## Given request
In the listing below, pick out lines with "αὕτη".

________

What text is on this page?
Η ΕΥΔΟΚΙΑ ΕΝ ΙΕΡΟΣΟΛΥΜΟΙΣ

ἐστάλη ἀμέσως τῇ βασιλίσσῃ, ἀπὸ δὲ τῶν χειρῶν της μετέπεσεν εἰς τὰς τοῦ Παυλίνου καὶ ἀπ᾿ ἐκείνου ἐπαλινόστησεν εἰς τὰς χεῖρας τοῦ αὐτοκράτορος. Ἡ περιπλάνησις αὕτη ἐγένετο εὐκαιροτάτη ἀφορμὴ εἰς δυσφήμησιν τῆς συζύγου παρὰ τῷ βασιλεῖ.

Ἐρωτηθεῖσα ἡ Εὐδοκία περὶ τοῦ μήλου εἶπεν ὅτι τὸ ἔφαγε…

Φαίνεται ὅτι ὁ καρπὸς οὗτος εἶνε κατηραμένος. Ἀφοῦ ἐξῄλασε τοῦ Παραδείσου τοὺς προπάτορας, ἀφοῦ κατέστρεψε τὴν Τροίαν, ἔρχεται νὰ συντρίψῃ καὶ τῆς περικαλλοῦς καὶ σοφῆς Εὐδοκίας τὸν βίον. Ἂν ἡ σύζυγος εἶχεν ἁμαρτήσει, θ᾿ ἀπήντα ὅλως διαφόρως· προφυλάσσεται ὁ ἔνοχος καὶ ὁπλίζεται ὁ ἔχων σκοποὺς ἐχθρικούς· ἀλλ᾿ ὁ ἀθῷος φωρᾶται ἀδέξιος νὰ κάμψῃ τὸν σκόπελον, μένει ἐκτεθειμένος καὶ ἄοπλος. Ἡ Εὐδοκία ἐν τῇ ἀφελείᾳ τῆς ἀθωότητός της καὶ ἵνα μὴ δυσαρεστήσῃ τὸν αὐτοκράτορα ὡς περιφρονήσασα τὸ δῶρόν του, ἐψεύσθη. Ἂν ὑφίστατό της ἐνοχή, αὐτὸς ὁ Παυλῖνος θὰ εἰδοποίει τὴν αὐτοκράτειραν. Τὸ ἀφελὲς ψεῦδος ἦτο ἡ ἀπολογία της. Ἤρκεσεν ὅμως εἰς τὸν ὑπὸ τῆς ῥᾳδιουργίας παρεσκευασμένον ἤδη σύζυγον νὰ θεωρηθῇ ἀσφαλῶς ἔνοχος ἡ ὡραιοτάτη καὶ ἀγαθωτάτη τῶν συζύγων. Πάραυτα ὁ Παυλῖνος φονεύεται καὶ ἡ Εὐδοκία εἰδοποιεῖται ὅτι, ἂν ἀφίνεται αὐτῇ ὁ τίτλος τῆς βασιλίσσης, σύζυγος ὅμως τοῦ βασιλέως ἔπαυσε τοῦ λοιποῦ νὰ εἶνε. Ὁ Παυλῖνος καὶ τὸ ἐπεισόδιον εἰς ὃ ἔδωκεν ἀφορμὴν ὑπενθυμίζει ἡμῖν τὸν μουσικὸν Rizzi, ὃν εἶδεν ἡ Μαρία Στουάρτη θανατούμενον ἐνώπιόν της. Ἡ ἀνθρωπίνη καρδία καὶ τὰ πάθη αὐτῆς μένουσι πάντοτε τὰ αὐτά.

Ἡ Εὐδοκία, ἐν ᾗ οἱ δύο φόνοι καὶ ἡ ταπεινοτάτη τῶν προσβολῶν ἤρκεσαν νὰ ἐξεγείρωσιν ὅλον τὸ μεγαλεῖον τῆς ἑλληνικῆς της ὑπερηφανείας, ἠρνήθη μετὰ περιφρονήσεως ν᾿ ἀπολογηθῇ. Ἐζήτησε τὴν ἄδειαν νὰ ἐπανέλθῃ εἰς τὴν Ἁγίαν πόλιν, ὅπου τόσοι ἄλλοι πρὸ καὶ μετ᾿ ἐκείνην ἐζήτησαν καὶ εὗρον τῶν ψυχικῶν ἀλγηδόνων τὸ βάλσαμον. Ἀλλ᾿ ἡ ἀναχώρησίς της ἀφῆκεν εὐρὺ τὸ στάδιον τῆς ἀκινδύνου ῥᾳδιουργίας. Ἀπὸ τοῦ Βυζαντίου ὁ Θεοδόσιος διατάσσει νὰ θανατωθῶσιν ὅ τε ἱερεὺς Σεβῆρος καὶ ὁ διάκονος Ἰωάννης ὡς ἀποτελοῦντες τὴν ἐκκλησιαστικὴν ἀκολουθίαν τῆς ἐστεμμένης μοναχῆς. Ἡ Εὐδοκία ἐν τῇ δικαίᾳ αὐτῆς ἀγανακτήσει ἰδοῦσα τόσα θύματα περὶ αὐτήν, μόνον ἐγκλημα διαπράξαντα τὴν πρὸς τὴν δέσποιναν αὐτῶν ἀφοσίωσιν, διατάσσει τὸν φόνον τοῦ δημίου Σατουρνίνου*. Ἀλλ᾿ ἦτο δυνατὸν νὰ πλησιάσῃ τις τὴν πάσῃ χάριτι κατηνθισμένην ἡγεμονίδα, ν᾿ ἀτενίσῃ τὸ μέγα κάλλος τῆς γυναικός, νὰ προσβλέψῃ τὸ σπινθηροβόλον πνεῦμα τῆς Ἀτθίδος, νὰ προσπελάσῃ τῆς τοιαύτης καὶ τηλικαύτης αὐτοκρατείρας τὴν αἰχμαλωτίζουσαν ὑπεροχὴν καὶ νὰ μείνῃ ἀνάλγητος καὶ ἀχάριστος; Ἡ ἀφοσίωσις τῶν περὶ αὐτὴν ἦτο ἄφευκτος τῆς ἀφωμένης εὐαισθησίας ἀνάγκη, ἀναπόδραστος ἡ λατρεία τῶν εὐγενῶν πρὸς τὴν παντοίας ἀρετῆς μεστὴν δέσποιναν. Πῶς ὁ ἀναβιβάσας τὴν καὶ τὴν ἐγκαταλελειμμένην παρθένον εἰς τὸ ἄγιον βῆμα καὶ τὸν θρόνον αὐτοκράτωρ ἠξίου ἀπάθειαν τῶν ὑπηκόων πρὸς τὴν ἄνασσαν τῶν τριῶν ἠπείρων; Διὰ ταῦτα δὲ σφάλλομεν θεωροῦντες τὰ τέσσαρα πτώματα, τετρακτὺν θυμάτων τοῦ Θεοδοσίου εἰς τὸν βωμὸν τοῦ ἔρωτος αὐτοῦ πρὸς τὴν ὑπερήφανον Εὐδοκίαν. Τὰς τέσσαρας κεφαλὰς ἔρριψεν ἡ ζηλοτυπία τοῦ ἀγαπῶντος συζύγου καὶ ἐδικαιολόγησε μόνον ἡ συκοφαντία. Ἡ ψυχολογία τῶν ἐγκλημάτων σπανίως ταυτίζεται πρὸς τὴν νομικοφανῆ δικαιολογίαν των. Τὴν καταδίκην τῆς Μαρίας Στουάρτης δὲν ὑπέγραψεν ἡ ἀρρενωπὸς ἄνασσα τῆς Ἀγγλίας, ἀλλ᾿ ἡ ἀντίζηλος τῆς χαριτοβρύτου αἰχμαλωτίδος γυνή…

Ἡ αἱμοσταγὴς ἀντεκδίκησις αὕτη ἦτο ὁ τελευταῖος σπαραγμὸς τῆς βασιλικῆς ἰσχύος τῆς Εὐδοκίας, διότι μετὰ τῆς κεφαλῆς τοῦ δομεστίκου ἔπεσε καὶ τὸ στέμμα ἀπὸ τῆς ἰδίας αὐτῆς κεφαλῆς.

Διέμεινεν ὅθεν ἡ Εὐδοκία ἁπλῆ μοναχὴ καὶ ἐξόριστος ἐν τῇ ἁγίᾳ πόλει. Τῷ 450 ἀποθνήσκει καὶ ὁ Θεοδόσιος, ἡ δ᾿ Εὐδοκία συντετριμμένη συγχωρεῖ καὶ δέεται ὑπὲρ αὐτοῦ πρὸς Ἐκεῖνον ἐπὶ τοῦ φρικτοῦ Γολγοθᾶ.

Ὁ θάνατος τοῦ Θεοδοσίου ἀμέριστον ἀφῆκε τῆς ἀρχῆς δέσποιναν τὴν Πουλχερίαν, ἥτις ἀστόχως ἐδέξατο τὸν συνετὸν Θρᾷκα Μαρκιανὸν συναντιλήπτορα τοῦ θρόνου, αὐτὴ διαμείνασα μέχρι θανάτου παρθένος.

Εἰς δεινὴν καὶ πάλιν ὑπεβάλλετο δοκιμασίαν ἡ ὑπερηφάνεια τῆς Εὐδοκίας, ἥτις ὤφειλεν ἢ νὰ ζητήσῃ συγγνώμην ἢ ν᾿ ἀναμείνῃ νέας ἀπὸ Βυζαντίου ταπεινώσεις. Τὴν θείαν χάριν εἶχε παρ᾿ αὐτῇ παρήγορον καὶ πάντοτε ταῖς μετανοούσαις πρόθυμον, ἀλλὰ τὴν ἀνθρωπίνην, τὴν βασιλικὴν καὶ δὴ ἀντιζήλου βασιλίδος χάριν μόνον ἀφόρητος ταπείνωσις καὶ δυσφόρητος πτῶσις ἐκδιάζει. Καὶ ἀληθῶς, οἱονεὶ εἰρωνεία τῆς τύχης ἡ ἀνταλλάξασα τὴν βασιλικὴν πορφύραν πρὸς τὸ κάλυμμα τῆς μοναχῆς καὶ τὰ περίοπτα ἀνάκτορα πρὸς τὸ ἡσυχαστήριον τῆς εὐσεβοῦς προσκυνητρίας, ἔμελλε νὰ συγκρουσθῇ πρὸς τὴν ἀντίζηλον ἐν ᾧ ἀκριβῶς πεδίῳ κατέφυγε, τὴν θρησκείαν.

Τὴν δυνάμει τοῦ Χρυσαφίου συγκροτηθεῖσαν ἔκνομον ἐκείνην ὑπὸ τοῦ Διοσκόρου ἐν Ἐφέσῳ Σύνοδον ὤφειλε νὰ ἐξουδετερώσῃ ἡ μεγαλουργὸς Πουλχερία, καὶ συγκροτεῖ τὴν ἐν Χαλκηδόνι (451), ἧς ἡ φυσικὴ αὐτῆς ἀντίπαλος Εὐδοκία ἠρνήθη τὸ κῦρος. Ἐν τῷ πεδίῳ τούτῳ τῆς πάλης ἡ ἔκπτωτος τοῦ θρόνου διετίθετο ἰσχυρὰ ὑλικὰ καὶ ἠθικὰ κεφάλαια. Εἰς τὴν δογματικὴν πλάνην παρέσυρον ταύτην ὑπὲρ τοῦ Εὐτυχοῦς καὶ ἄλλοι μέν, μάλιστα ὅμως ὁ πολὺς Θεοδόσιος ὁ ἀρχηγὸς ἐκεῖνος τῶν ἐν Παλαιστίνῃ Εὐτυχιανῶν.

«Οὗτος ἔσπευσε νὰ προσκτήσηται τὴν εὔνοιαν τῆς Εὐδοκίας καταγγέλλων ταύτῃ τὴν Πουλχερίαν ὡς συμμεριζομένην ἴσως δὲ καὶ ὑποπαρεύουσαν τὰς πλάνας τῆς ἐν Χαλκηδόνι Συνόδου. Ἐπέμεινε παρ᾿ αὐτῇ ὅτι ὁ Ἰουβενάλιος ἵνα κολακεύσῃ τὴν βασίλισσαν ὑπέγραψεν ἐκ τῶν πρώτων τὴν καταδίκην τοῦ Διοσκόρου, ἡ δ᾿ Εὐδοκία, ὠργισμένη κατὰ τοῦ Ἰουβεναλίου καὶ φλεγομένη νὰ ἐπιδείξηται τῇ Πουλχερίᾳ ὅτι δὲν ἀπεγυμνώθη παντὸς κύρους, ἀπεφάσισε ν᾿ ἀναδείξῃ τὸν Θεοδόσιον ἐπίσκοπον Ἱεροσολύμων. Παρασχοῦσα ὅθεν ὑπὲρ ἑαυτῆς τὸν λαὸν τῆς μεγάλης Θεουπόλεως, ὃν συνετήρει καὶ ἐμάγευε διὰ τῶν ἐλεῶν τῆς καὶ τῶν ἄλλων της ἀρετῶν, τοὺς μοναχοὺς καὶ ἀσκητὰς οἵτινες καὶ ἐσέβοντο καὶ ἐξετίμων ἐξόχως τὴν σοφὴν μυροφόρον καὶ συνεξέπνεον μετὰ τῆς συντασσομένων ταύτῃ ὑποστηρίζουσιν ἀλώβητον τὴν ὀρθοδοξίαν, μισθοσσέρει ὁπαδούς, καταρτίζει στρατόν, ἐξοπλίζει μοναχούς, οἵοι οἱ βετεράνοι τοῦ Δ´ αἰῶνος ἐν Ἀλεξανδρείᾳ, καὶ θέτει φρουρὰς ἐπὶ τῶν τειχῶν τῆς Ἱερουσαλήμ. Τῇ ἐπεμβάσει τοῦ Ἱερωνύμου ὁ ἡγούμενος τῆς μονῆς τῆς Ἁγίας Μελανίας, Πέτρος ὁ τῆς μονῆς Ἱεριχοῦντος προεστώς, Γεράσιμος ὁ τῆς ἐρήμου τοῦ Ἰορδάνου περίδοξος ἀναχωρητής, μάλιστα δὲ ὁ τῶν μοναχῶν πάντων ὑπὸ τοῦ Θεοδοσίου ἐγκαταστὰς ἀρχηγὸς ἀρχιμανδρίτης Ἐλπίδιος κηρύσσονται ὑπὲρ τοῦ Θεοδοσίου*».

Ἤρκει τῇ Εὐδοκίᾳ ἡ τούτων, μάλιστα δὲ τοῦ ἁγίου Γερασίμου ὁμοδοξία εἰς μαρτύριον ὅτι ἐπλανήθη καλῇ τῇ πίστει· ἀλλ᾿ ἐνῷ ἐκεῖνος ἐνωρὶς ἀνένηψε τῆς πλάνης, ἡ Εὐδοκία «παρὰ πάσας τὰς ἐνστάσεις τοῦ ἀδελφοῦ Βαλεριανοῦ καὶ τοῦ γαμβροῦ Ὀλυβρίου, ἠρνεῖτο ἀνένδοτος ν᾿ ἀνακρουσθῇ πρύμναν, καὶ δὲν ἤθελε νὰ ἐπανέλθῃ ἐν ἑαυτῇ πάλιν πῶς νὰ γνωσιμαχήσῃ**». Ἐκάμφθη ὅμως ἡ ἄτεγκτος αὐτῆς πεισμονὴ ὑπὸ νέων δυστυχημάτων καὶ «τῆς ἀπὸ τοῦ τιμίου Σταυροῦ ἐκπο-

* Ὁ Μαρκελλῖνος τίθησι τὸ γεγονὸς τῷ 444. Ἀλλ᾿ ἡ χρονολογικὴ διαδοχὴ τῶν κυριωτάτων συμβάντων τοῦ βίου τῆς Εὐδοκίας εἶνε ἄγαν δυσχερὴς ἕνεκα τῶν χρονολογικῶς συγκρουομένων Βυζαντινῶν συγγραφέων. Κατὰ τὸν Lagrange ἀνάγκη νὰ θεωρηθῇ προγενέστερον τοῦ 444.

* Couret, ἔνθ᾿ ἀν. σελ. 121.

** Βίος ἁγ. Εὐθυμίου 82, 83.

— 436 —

________

## Solution
ἐστάλη ἀμέσως τῇ βασιλίσσῃ, ἀπὸ δὲ τῶν χειρῶν της μετέπεσεν εἰς τὰς τοῦ Παυλίνου καὶ ἀπ᾿ ἐκείνου ἐπαλινόστησεν εἰς τὰς χεῖρας τοῦ αὐτοκράτορος. Ἡ περιπλάνησις αὕτη ἐγένετο εὐκαιροτάτη ἀφορμὴ εἰς δυσφήμησιν τῆς συζύγου παρὰ τῷ βασιλεῖ.
Ἡ αἱμοσταγὴς ἀντεκδίκησις αὕτη ἦτο ὁ τελευταῖος σπαραγμὸς τῆς βασιλικῆς ἰσχύος τῆς Εὐδοκίας, διότι μετὰ τῆς κεφαλῆς τοῦ δομεστίκου ἔπεσε καὶ τὸ στέμμα ἀπὸ τῆς ἰδίας αὐτῆς κεφαλῆς.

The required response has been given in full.